Below is a set of records; restate each one word for word.

Figure contents as structured data
------------------------------------------------------------

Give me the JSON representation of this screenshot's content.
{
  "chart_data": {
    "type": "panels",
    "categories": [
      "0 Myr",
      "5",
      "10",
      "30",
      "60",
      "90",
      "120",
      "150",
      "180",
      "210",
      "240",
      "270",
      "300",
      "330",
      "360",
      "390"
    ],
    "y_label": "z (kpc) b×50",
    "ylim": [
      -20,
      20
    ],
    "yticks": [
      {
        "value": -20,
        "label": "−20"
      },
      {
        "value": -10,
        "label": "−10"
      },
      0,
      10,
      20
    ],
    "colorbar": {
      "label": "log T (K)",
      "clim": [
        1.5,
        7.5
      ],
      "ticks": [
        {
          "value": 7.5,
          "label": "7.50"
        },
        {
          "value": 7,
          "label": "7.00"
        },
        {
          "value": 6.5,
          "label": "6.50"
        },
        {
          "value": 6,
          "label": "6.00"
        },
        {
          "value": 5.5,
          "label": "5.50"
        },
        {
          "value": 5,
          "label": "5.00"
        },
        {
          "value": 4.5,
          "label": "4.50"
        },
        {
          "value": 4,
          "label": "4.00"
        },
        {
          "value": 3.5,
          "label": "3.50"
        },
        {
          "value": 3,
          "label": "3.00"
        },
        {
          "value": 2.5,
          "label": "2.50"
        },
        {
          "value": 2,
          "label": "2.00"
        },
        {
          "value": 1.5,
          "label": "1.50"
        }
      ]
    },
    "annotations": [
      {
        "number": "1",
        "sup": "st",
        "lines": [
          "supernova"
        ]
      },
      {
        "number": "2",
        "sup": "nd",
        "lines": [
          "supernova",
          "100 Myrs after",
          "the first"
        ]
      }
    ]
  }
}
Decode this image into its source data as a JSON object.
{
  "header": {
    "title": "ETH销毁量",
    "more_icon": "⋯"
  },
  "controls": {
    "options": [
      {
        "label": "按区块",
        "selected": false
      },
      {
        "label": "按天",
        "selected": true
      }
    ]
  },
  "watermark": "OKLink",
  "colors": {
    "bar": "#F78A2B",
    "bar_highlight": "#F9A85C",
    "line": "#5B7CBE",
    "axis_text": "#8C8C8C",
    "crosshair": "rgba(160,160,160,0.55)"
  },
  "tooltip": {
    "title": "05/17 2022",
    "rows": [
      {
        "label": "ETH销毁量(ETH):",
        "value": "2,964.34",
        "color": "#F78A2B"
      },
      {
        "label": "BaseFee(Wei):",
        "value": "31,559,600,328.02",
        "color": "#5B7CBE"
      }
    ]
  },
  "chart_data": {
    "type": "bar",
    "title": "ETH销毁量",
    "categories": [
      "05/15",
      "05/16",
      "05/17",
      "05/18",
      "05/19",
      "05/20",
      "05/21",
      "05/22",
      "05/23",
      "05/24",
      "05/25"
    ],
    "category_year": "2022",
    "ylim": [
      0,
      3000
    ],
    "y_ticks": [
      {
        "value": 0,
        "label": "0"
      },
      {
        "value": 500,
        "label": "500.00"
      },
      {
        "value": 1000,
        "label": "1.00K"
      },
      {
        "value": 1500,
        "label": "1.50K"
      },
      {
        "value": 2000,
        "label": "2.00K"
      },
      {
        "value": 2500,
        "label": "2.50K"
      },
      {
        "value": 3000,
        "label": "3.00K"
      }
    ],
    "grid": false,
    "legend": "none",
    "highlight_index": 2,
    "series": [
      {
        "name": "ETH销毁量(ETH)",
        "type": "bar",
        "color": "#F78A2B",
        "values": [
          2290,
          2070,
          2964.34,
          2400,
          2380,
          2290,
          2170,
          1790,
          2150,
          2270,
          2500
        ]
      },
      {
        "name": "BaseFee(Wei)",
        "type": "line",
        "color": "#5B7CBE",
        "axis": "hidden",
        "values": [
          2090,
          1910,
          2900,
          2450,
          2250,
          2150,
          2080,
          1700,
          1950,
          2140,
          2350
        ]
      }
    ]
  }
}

------------------------------------------------------------

§ The solution:
Give me the JSON representation of this screenshot's content.
{
  "chart_data": {
    "type": "panels",
    "categories": [
      "0 Myr",
      "5",
      "10",
      "30",
      "60",
      "90",
      "120",
      "150",
      "180",
      "210",
      "240",
      "270",
      "300",
      "330",
      "360",
      "390"
    ],
    "y_label": "z (kpc) b×50",
    "ylim": [
      -20,
      20
    ],
    "yticks": [
      {
        "value": -20,
        "label": "−20"
      },
      {
        "value": -10,
        "label": "−10"
      },
      0,
      10,
      20
    ],
    "colorbar": {
      "label": "log T (K)",
      "clim": [
        1.5,
        7.5
      ],
      "ticks": [
        {
          "value": 7.5,
          "label": "7.50"
        },
        {
          "value": 7,
          "label": "7.00"
        },
        {
          "value": 6.5,
          "label": "6.50"
        },
        {
          "value": 6,
          "label": "6.00"
        },
        {
          "value": 5.5,
          "label": "5.50"
        },
        {
          "value": 5,
          "label": "5.00"
        },
        {
          "value": 4.5,
          "label": "4.50"
        },
        {
          "value": 4,
          "label": "4.00"
        },
        {
          "value": 3.5,
          "label": "3.50"
        },
        {
          "value": 3,
          "label": "3.00"
        },
        {
          "value": 2.5,
          "label": "2.50"
        },
        {
          "value": 2,
          "label": "2.00"
        },
        {
          "value": 1.5,
          "label": "1.50"
        }
      ]
    },
    "annotations": [
      {
        "number": "1",
        "sup": "st",
        "lines": [
          "supernova"
        ]
      },
      {
        "number": "2",
        "sup": "nd",
        "lines": [
          "supernova",
          "100 Myrs after",
          "the first"
        ]
      }
    ]
  }
}
Decode this image into its source data as a JSON object.
{
  "header": {
    "title": "ETH销毁量",
    "more_icon": "⋯"
  },
  "controls": {
    "options": [
      {
        "label": "按区块",
        "selected": false
      },
      {
        "label": "按天",
        "selected": true
      }
    ]
  },
  "watermark": "OKLink",
  "colors": {
    "bar": "#F78A2B",
    "bar_highlight": "#F9A85C",
    "line": "#5B7CBE",
    "axis_text": "#8C8C8C",
    "crosshair": "rgba(160,160,160,0.55)"
  },
  "tooltip": {
    "title": "05/17 2022",
    "rows": [
      {
        "label": "ETH销毁量(ETH):",
        "value": "2,964.34",
        "color": "#F78A2B"
      },
      {
        "label": "BaseFee(Wei):",
        "value": "31,559,600,328.02",
        "color": "#5B7CBE"
      }
    ]
  },
  "chart_data": {
    "type": "bar",
    "title": "ETH销毁量",
    "categories": [
      "05/15",
      "05/16",
      "05/17",
      "05/18",
      "05/19",
      "05/20",
      "05/21",
      "05/22",
      "05/23",
      "05/24",
      "05/25"
    ],
    "category_year": "2022",
    "ylim": [
      0,
      3000
    ],
    "y_ticks": [
      {
        "value": 0,
        "label": "0"
      },
      {
        "value": 500,
        "label": "500.00"
      },
      {
        "value": 1000,
        "label": "1.00K"
      },
      {
        "value": 1500,
        "label": "1.50K"
      },
      {
        "value": 2000,
        "label": "2.00K"
      },
      {
        "value": 2500,
        "label": "2.50K"
      },
      {
        "value": 3000,
        "label": "3.00K"
      }
    ],
    "grid": false,
    "legend": "none",
    "highlight_index": 2,
    "series": [
      {
        "name": "ETH销毁量(ETH)",
        "type": "bar",
        "color": "#F78A2B",
        "values": [
          2290,
          2070,
          2964.34,
          2400,
          2380,
          2290,
          2170,
          1790,
          2150,
          2270,
          2500
        ]
      },
      {
        "name": "BaseFee(Wei)",
        "type": "line",
        "color": "#5B7CBE",
        "axis": "hidden",
        "values": [
          2090,
          1910,
          2900,
          2450,
          2250,
          2150,
          2080,
          1700,
          1950,
          2140,
          2350
        ]
      }
    ]
  }
}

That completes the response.